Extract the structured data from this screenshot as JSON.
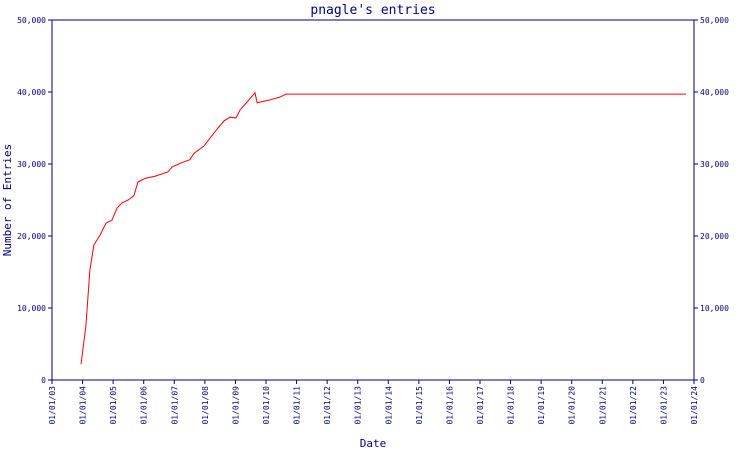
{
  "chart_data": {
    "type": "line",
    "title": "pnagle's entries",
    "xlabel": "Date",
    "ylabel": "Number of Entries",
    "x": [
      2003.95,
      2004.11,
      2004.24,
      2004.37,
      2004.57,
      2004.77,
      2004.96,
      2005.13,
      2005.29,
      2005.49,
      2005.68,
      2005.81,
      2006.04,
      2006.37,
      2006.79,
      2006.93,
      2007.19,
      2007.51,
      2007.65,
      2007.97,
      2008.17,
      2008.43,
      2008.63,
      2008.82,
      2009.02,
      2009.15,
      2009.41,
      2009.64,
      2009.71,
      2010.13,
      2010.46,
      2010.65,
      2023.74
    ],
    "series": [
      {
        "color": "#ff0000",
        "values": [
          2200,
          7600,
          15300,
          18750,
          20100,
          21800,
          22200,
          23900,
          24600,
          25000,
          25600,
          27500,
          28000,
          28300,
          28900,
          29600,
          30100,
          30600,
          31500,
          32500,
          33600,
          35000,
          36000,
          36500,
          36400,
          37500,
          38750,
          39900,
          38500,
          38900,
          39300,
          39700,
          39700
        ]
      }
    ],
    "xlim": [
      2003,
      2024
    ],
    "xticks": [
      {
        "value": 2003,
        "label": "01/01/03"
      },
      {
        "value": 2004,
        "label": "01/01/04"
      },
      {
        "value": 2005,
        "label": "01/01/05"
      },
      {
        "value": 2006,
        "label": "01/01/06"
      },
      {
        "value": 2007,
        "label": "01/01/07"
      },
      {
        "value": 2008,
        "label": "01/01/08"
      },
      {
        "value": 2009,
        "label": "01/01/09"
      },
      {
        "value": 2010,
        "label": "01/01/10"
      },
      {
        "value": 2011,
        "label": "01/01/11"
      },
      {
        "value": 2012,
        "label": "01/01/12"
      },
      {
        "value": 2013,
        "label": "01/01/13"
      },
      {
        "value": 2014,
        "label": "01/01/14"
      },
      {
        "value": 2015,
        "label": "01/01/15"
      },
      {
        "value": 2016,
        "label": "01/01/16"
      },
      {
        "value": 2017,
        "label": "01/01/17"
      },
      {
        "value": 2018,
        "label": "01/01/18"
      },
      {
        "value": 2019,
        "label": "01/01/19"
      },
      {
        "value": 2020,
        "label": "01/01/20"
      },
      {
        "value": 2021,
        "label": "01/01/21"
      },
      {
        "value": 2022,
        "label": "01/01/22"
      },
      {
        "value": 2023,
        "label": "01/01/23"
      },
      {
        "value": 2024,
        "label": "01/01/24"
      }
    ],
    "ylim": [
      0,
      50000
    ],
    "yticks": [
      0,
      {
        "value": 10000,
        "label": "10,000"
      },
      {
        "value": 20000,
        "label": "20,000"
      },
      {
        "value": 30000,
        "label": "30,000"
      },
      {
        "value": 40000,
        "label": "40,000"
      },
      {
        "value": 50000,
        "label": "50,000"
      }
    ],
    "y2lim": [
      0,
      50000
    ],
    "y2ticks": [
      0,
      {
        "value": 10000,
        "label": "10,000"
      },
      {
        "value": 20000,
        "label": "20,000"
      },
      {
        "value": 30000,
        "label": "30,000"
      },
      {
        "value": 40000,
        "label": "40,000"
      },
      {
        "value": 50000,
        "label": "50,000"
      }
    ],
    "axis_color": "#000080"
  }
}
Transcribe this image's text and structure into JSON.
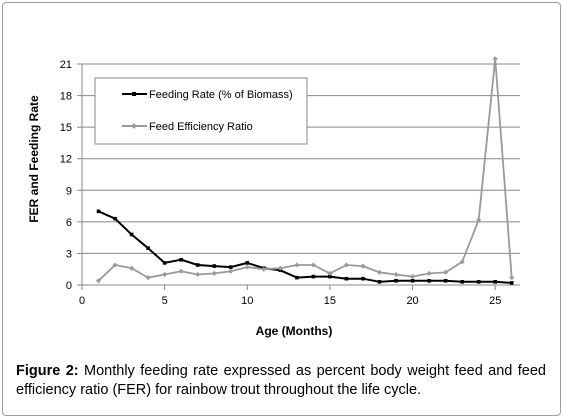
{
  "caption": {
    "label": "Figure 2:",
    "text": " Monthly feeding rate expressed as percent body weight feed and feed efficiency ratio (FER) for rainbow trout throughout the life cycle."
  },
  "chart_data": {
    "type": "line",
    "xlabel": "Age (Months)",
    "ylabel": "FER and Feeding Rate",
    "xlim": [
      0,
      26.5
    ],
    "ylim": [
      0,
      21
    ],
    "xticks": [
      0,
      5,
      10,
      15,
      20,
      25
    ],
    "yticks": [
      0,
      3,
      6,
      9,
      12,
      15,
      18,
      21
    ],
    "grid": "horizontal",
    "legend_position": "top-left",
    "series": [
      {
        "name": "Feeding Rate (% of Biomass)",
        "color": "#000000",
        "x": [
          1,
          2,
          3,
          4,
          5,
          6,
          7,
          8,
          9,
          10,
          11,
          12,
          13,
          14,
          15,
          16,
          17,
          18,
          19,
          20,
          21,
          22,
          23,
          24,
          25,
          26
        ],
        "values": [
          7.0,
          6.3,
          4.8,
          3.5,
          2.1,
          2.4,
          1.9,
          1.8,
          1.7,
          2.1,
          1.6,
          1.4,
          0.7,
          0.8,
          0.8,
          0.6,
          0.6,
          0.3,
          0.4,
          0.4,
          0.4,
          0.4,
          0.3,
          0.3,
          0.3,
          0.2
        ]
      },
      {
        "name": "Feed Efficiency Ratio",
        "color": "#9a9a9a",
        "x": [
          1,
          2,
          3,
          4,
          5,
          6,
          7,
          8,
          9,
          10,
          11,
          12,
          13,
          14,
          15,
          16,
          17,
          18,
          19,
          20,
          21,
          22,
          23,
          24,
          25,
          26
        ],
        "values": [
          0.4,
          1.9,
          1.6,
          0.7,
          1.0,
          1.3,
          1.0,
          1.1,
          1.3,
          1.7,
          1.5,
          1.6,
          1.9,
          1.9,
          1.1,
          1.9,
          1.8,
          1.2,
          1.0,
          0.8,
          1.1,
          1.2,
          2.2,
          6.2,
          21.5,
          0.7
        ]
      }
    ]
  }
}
==
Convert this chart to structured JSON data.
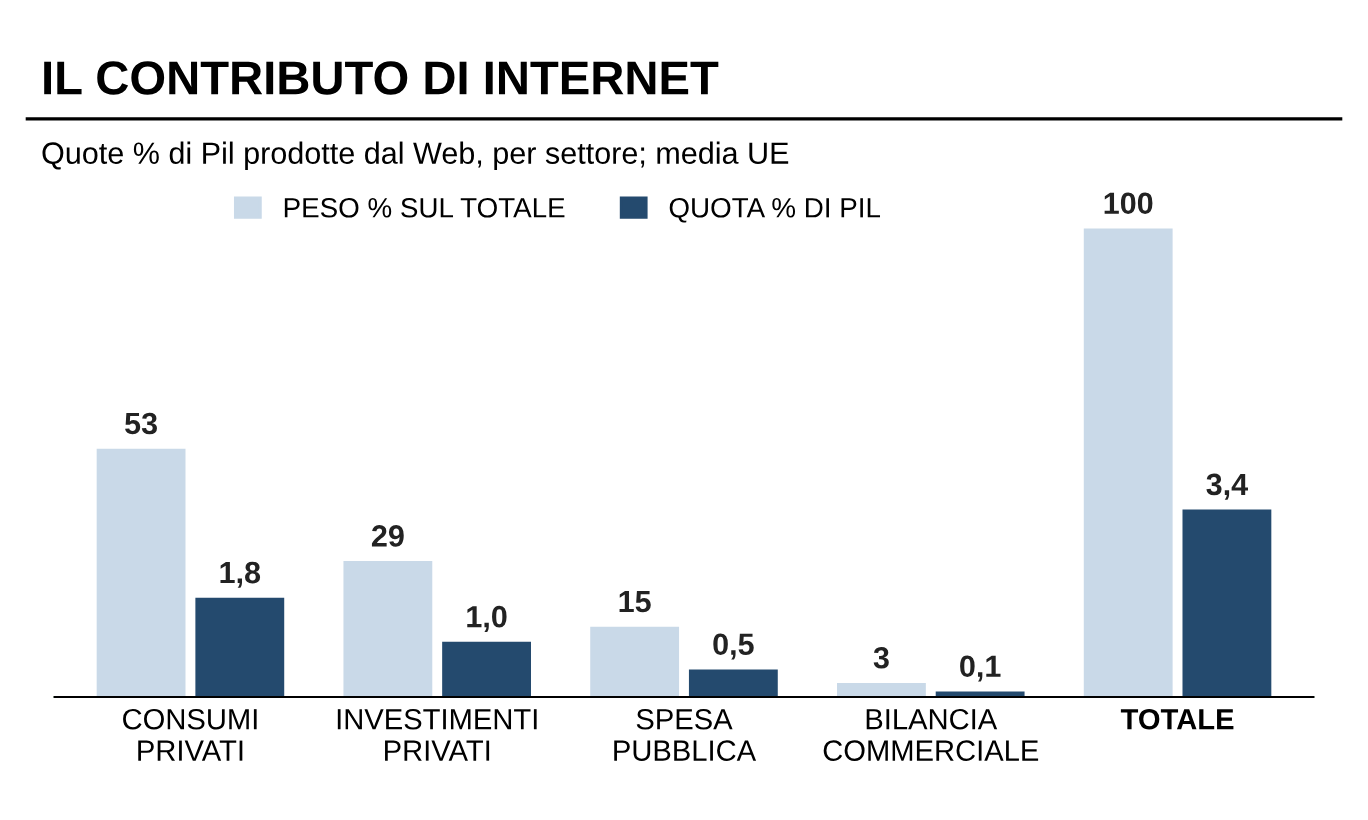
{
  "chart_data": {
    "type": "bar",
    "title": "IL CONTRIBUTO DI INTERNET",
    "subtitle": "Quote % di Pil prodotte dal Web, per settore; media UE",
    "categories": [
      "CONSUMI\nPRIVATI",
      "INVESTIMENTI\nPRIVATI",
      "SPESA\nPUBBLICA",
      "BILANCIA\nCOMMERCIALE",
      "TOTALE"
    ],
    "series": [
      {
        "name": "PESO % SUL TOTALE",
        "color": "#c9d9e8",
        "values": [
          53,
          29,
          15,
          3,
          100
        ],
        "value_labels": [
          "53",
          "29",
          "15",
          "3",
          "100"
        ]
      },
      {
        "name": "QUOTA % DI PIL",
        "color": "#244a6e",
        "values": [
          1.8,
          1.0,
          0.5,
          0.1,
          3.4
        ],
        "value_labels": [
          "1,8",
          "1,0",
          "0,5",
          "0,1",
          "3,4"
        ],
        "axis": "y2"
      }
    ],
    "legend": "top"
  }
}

Do this
In the entries above, how many lines hold the word "ylabel"? State the number and nothing else.

Task solution
2